§ Dataset content
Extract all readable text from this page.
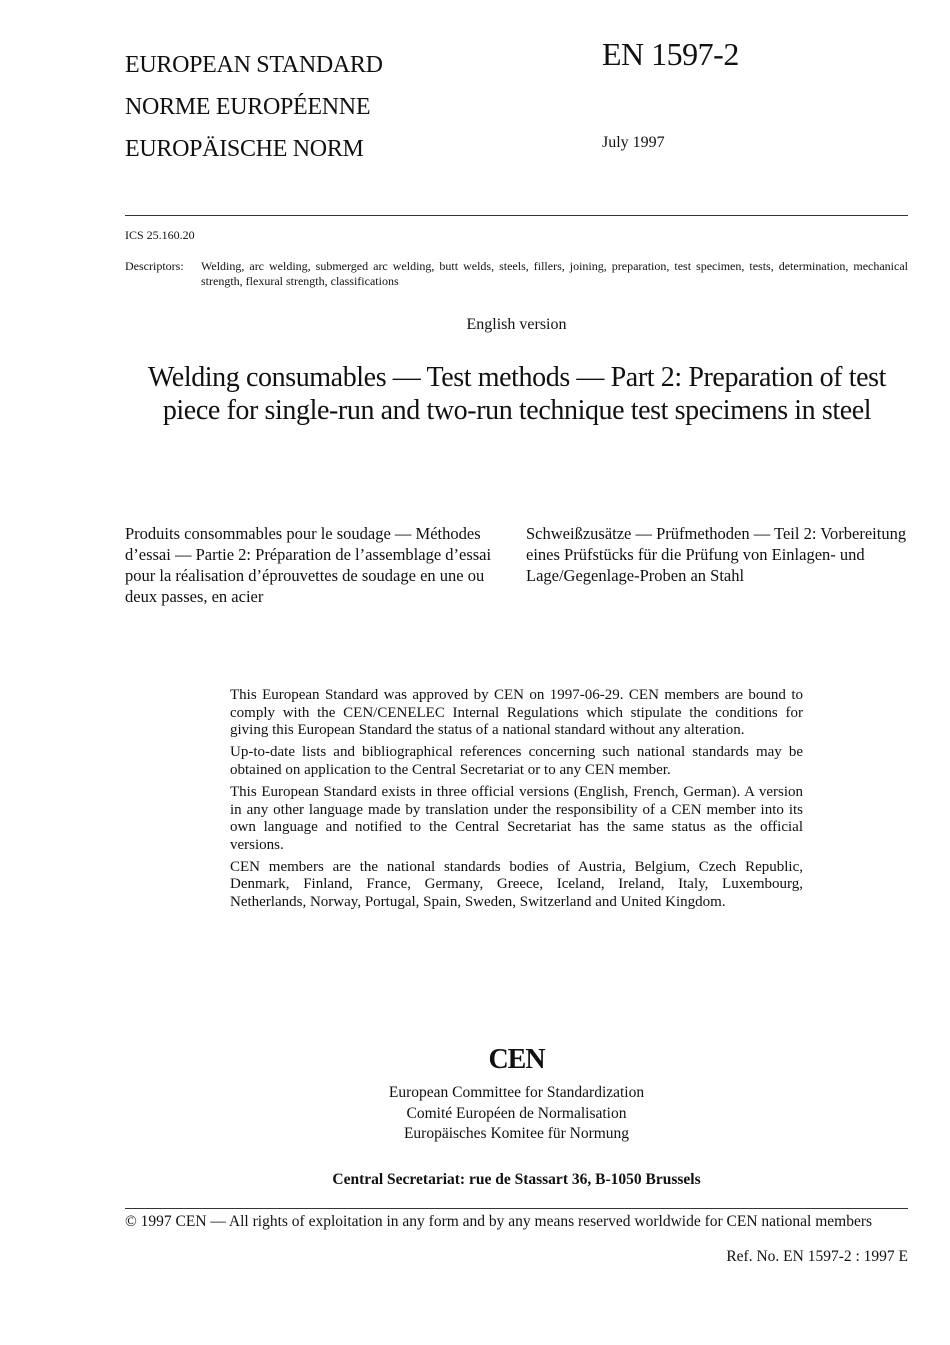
EUROPEAN STANDARD
NORME EUROPÉENNE
EUROPÄISCHE NORM
EN 1597-2
July 1997
ICS 25.160.20
Descriptors:	Welding, arc welding, submerged arc welding, butt welds, steels, fillers, joining, preparation, test specimen, tests, determination, mechanical strength, flexural strength, classifications
English version
Welding consumables — Test methods — Part 2: Preparation of test piece for single-run and two-run technique test specimens in steel
Produits consommables pour le soudage — Méthodes d’essai — Partie 2: Préparation de l’assemblage d’essai pour la réalisation d’éprouvettes de soudage en une ou deux passes, en acier
Schweißzusätze — Prüfmethoden — Teil 2: Vorbereitung eines Prüfstücks für die Prüfung von Einlagen- und Lage/Gegenlage-Proben an Stahl

This European Standard was approved by CEN on 1997-06-29. CEN members are bound to comply with the CEN/CENELEC Internal Regulations which stipulate the conditions for giving this European Standard the status of a national standard without any alteration.

Up-to-date lists and bibliographical references concerning such national standards may be obtained on application to the Central Secretariat or to any CEN member.

This European Standard exists in three official versions (English, French, German). A version in any other language made by translation under the responsibility of a CEN member into its own language and notified to the Central Secretariat has the same status as the official versions.

CEN members are the national standards bodies of Austria, Belgium, Czech Republic, Denmark, Finland, France, Germany, Greece, Iceland, Ireland, Italy, Luxembourg, Netherlands, Norway, Portugal, Spain, Sweden, Switzerland and United Kingdom.

CEN
European Committee for Standardization
Comité Européen de Normalisation
Europäisches Komitee für Normung
Central Secretariat: rue de Stassart 36, B-1050 Brussels
© 1997 CEN — All rights of exploitation in any form and by any means reserved worldwide for CEN national members
Ref. No. EN 1597-2 : 1997 E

§ Problem to work on
Pull every line containing "version" from the data.

§ Result
English version
This European Standard exists in three official versions (English, French, German). A version in any other language made by translation under the responsibility of a CEN member into its own language and notified to the Central Secretariat has the same status as the official versions.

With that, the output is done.